In the data below, find every line with the string "What" and pull it out.

--- Begin Material provided ---

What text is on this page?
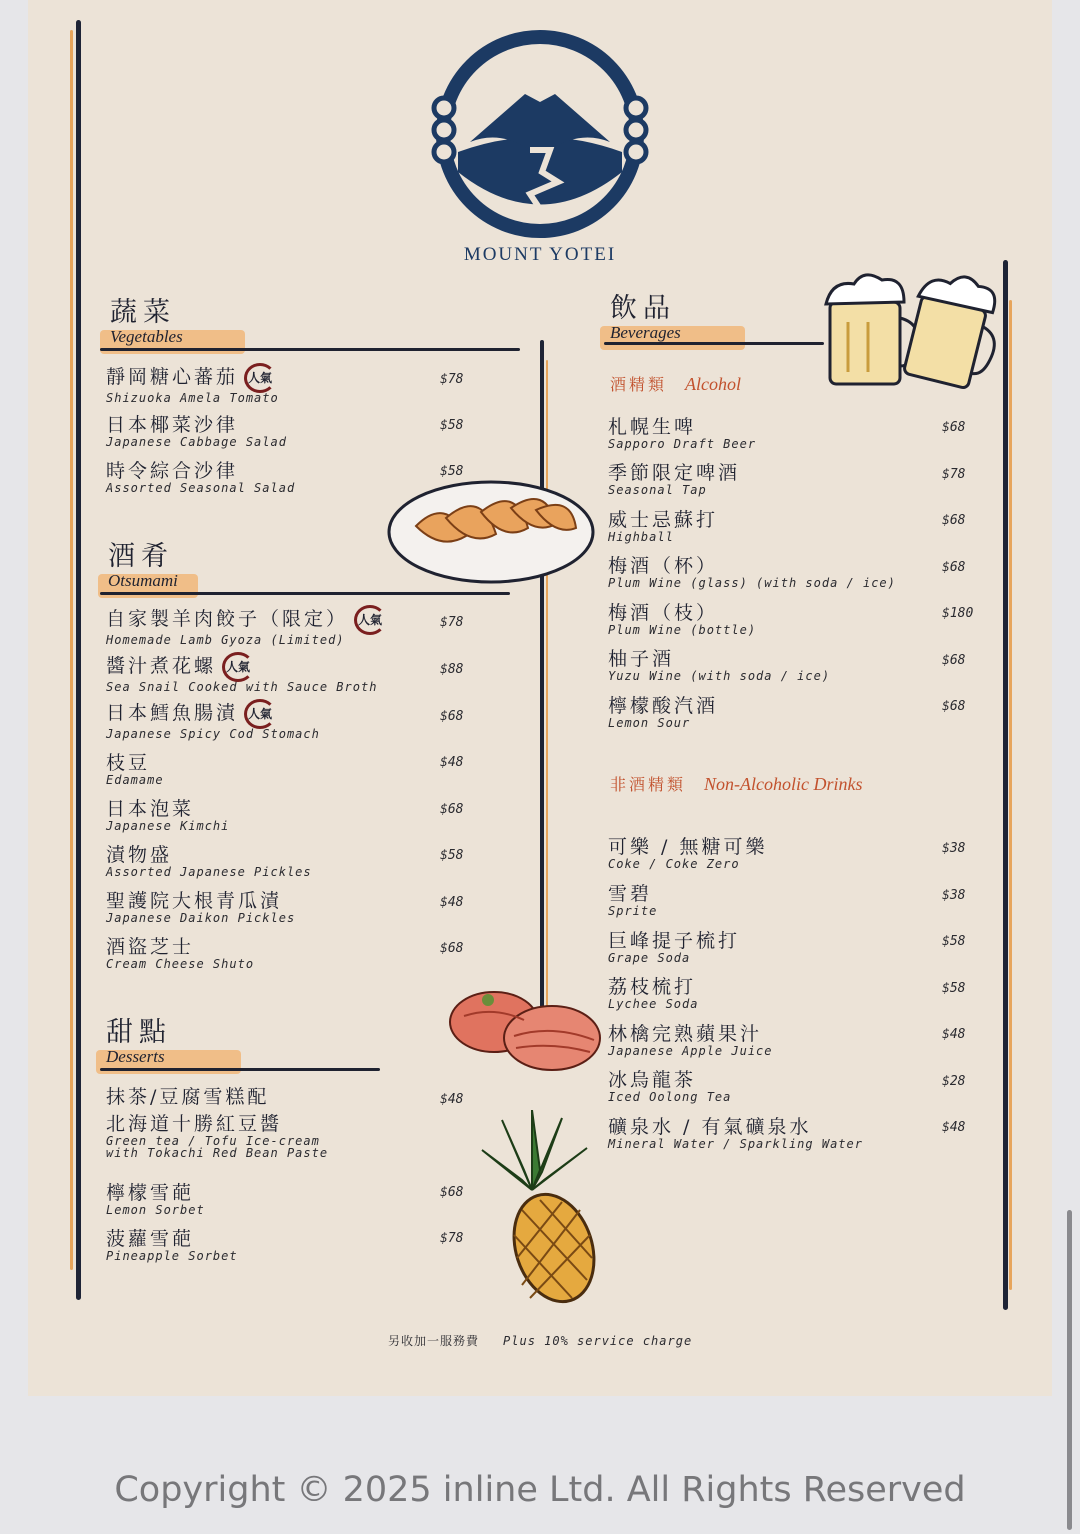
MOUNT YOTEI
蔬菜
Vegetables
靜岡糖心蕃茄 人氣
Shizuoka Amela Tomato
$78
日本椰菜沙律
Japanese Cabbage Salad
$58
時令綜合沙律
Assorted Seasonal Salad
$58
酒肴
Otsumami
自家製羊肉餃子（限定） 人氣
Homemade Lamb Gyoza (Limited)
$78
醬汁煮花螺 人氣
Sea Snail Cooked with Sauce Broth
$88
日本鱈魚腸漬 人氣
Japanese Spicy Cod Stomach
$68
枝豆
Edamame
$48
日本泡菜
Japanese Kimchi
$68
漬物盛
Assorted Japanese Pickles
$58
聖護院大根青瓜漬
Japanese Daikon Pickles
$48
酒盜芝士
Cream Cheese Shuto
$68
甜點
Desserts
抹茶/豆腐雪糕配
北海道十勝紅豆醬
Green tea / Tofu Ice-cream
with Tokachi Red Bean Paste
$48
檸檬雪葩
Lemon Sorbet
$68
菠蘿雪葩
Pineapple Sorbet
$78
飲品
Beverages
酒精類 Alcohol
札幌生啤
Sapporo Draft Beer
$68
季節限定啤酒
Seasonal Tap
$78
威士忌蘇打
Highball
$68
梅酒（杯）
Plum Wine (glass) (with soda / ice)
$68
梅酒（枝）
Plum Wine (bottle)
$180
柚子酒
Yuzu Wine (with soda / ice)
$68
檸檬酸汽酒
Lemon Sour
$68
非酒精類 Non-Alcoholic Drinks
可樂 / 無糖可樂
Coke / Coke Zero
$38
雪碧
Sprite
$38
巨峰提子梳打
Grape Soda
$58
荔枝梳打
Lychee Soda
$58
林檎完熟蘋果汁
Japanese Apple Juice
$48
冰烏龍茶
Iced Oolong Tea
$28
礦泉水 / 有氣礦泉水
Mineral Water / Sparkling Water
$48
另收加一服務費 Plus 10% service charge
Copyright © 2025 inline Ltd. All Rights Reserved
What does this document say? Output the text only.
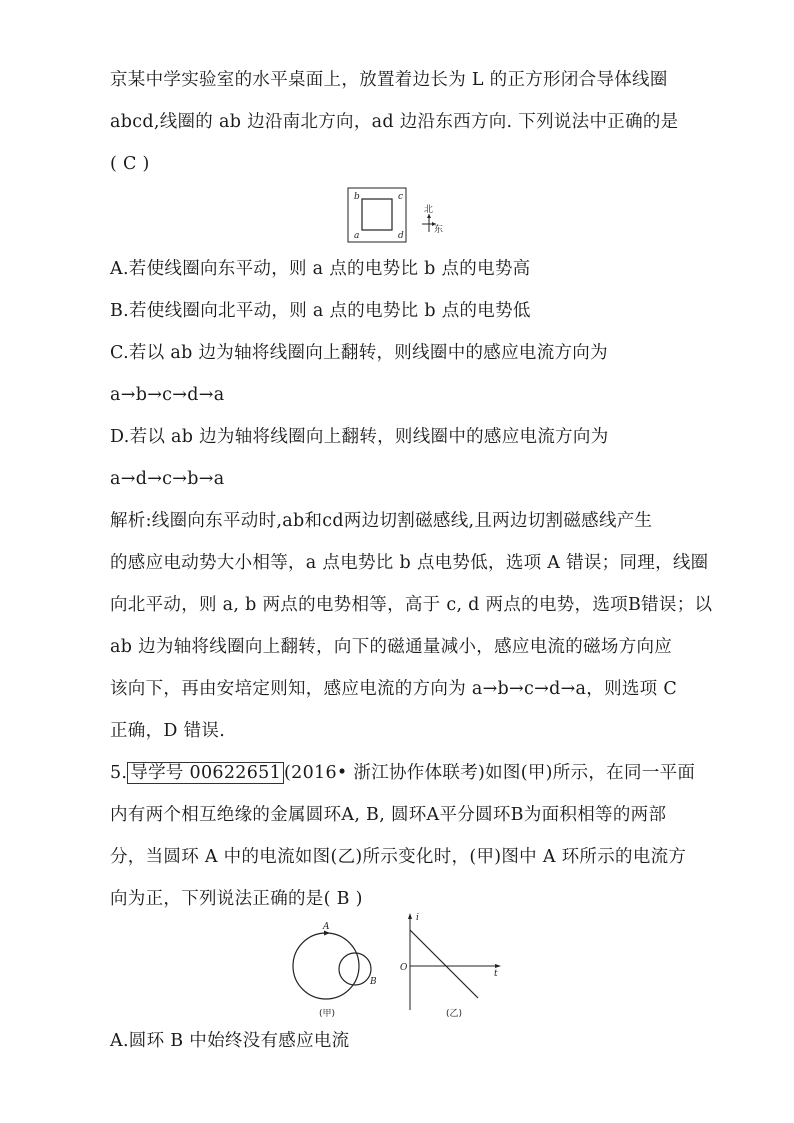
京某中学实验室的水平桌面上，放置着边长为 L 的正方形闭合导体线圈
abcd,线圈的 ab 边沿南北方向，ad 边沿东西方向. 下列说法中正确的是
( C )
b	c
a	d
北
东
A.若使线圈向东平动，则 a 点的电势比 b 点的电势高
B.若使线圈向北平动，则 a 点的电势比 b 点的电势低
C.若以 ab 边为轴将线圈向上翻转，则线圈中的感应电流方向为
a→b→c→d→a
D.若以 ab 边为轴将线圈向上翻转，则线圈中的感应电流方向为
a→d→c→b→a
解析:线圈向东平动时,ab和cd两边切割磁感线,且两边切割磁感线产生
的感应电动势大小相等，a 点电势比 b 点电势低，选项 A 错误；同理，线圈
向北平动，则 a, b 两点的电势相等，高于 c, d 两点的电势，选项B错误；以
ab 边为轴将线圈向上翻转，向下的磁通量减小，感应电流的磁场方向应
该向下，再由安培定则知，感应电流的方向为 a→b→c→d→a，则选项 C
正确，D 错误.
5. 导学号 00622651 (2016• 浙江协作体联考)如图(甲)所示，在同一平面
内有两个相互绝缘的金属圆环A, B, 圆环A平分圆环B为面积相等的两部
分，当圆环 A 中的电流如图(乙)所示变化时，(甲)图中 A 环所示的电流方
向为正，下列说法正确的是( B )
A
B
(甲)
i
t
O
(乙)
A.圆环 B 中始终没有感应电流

--- End Material provided ---

(Exercise answer)
What text is on this page?
What does this document say? Output the text only.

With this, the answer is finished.